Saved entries
■ ■ ■

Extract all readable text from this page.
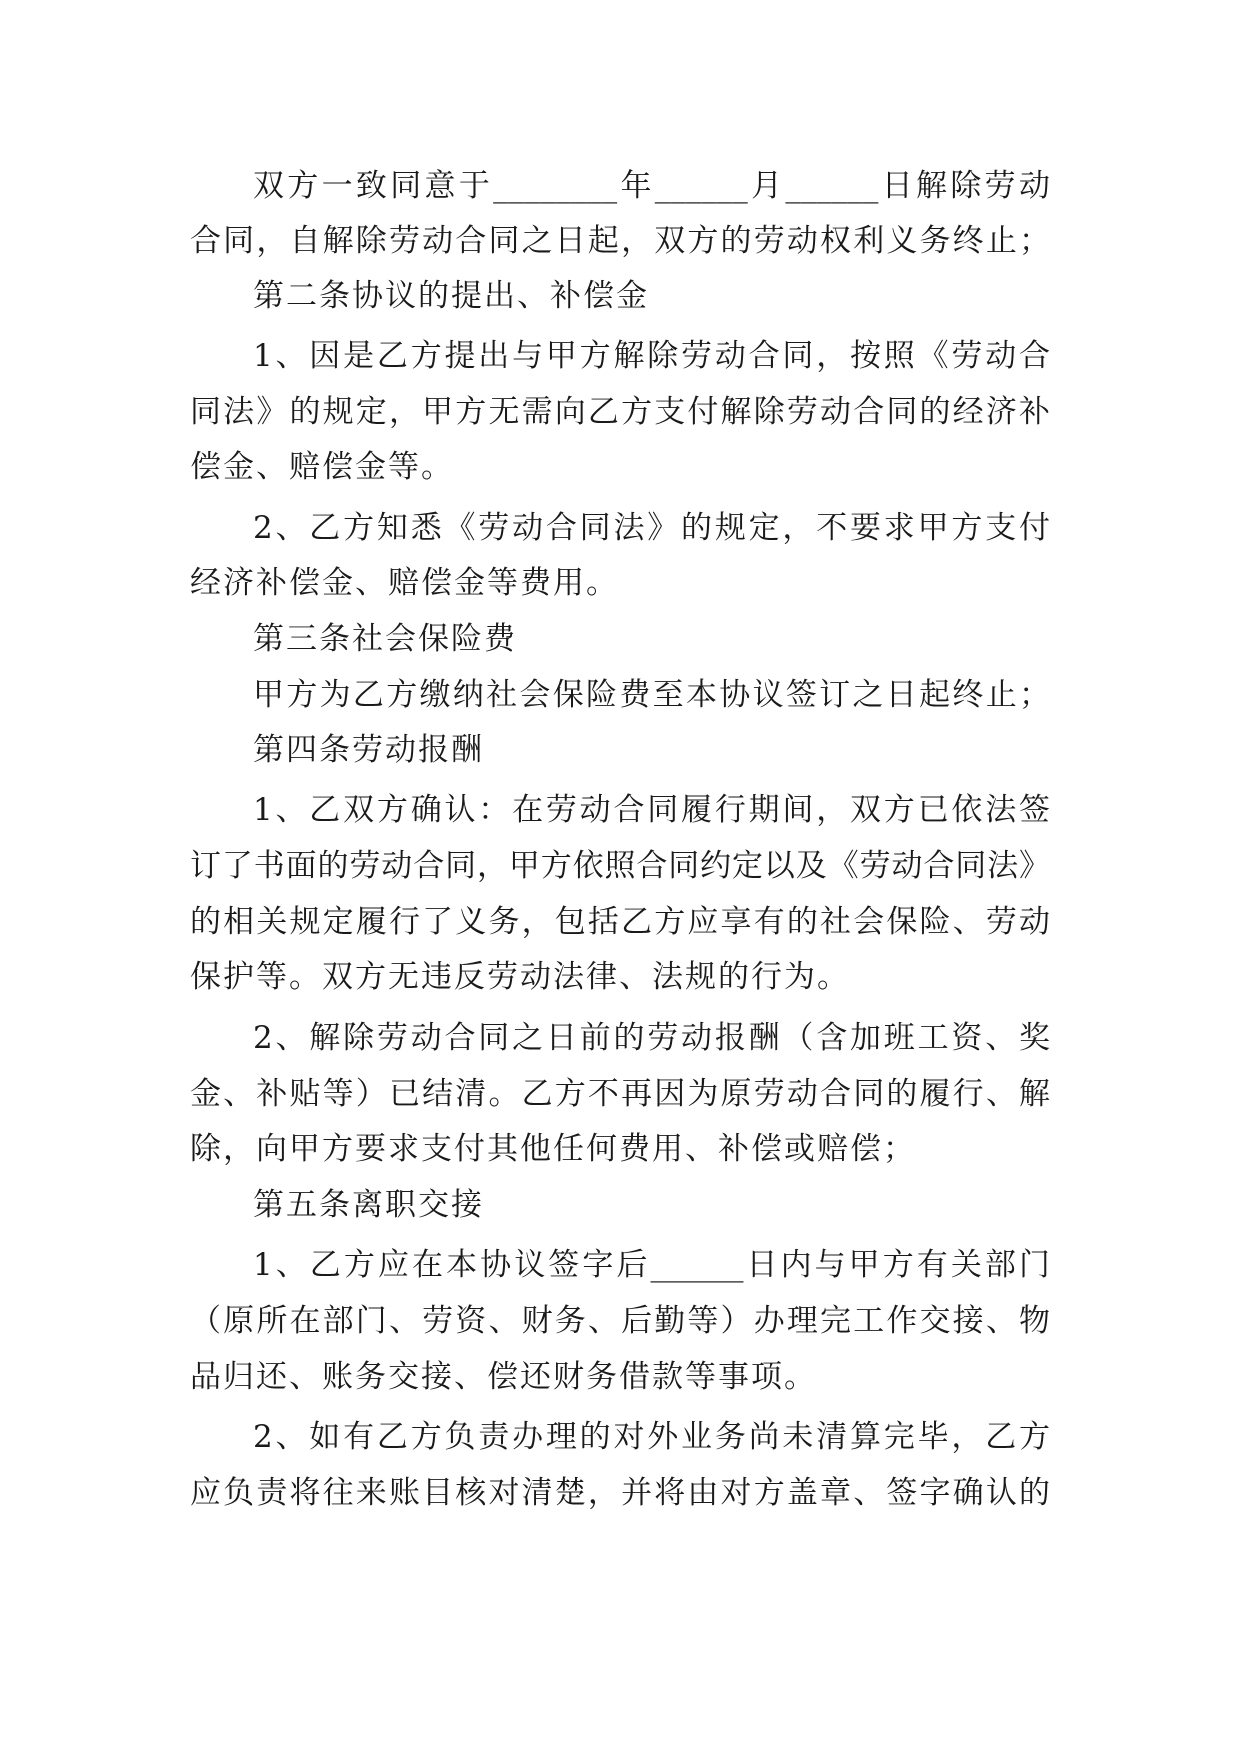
双方一致同意于________年______月______日解除劳动
合同，自解除劳动合同之日起，双方的劳动权利义务终止；
第二条协议的提出、补偿金
1、因是乙方提出与甲方解除劳动合同，按照《劳动合
同法》的规定，甲方无需向乙方支付解除劳动合同的经济补
偿金、赔偿金等。
2、乙方知悉《劳动合同法》的规定，不要求甲方支付
经济补偿金、赔偿金等费用。
第三条社会保险费
甲方为乙方缴纳社会保险费至本协议签订之日起终止；
第四条劳动报酬
1、乙双方确认：在劳动合同履行期间，双方已依法签
订了书面的劳动合同，甲方依照合同约定以及《劳动合同法》
的相关规定履行了义务，包括乙方应享有的社会保险、劳动
保护等。双方无违反劳动法律、法规的行为。
2、解除劳动合同之日前的劳动报酬（含加班工资、奖
金、补贴等）已结清。乙方不再因为原劳动合同的履行、解
除，向甲方要求支付其他任何费用、补偿或赔偿；
第五条离职交接
1、乙方应在本协议签字后______日内与甲方有关部门
（原所在部门、劳资、财务、后勤等）办理完工作交接、物
品归还、账务交接、偿还财务借款等事项。
2、如有乙方负责办理的对外业务尚未清算完毕，乙方
应负责将往来账目核对清楚，并将由对方盖章、签字确认的
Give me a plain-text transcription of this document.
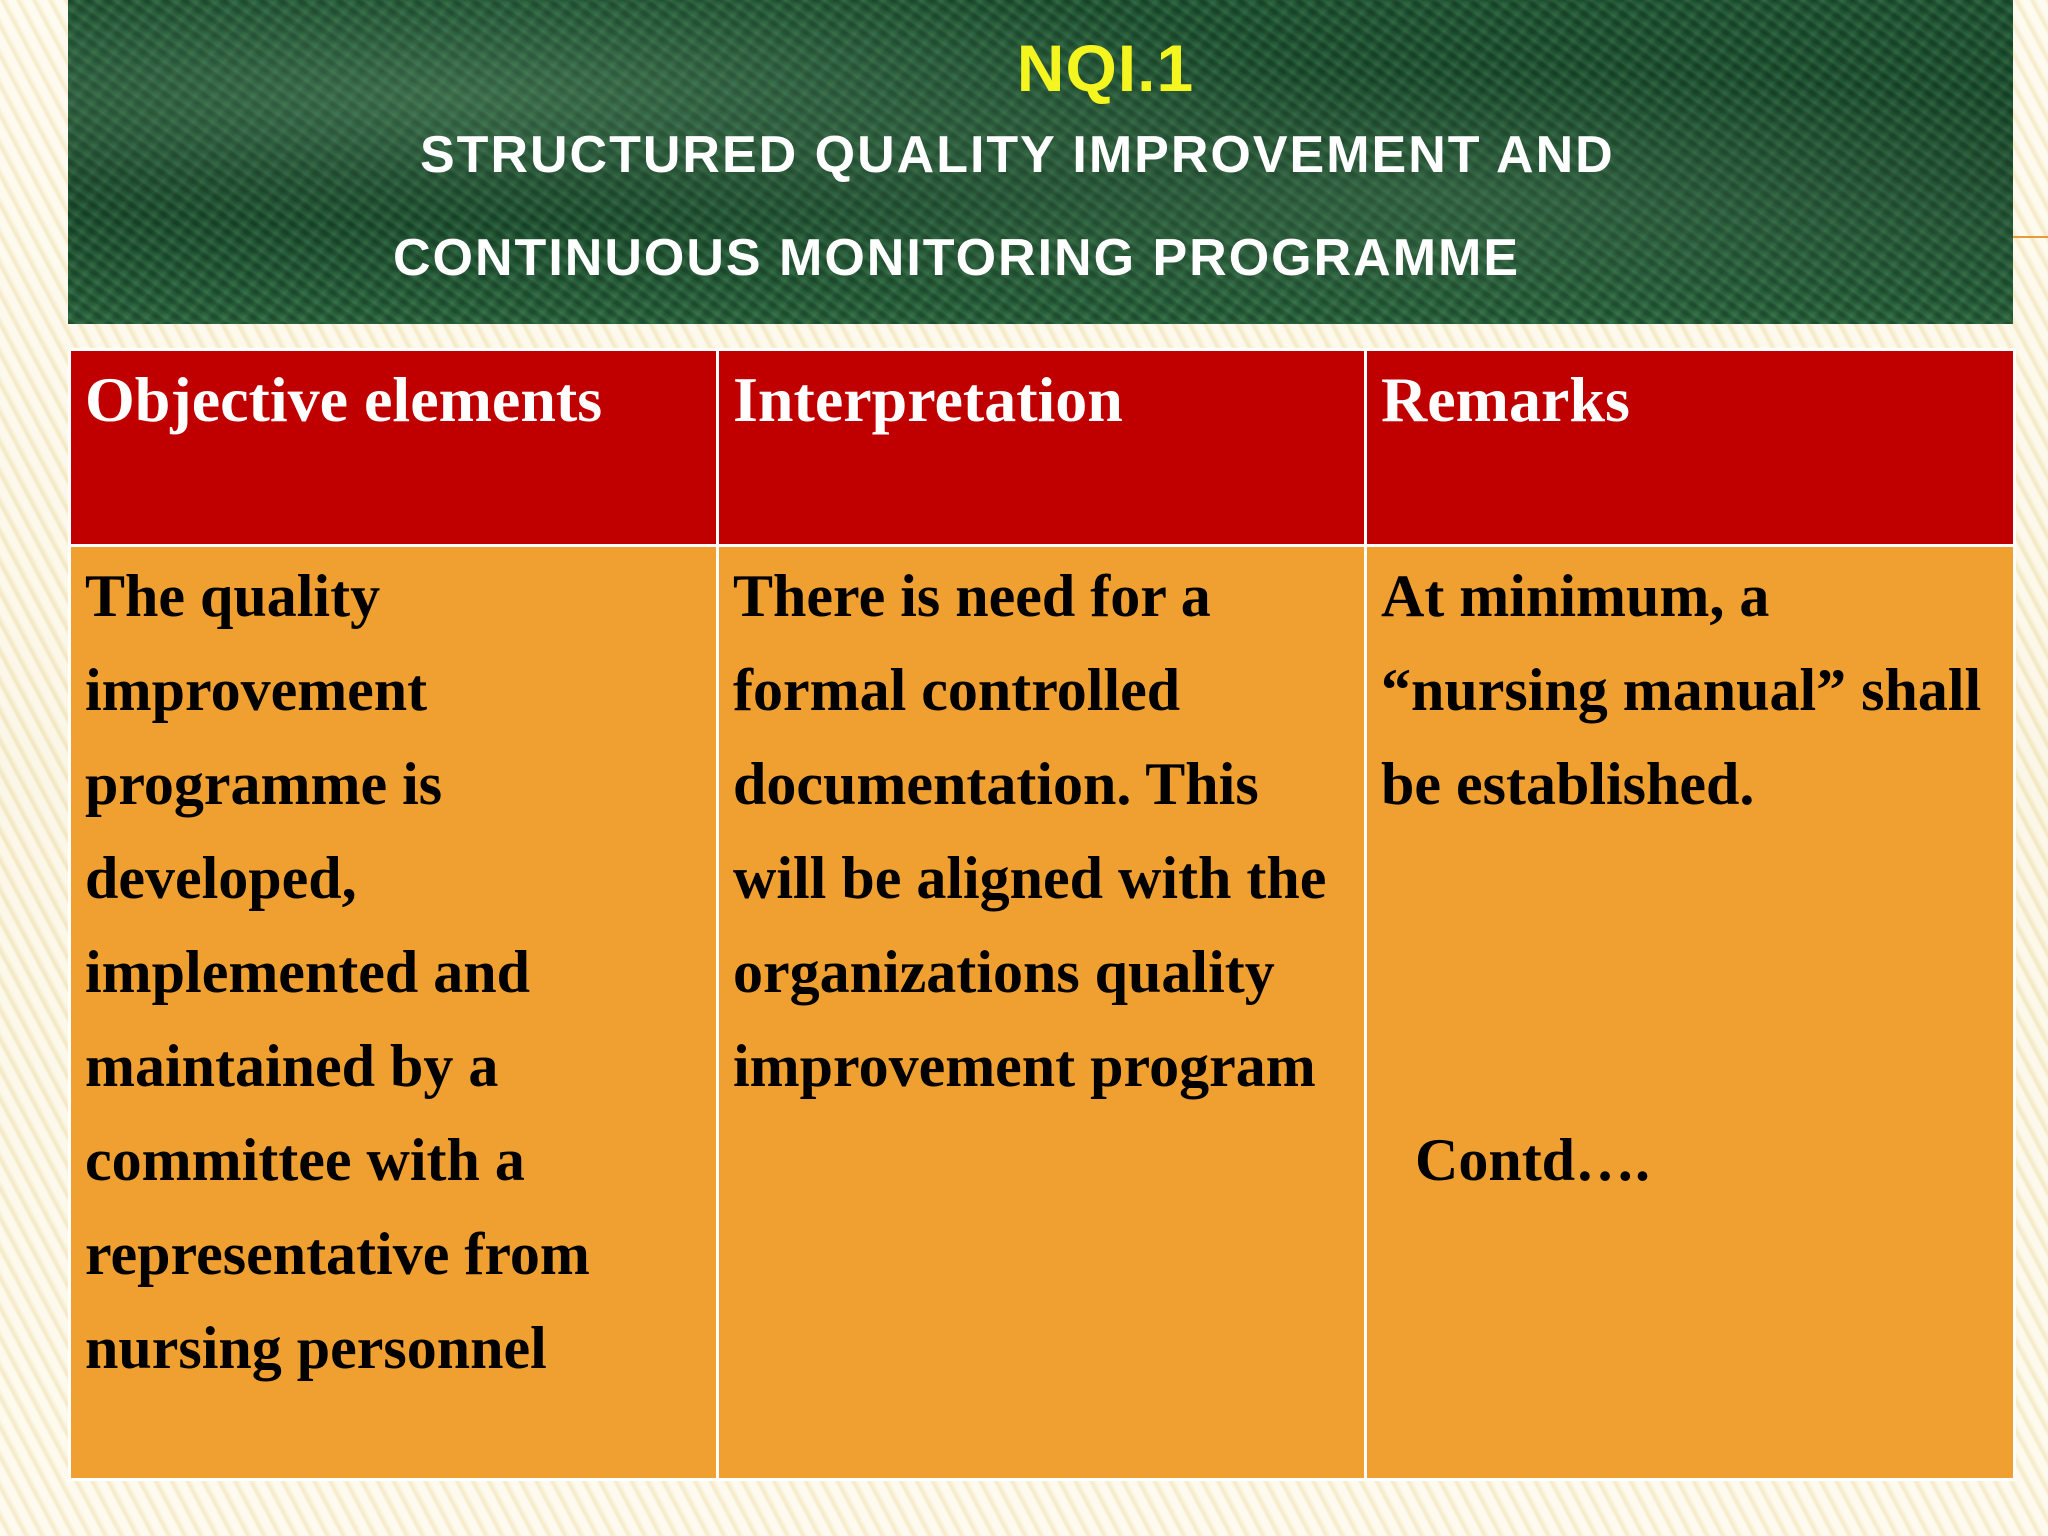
NQI.1
STRUCTURED QUALITY IMPROVEMENT AND
CONTINUOUS MONITORING PROGRAMME
Objective elements	Interpretation	Remarks

The quality improvement programme is developed, implemented and maintained by a committee with a representative from nursing personnel	There is need for a formal controlled documentation. This will be aligned with the organizations quality improvement program	At minimum, a “nursing manual” shall be established.
Contd….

■ ■ ■

WHAT THE TASK REQUIRES:
Scan the material above. Copy each line where "from" occurs.

TASK OUTPUT:
Extract all readable text from this page.
The quality improvement programme is developed, implemented and maintained by a committee with a representative from nursing personnel	There is need for a formal controlled documentation. This will be aligned with the organizations quality improvement program	At minimum, a “nursing manual” shall be established.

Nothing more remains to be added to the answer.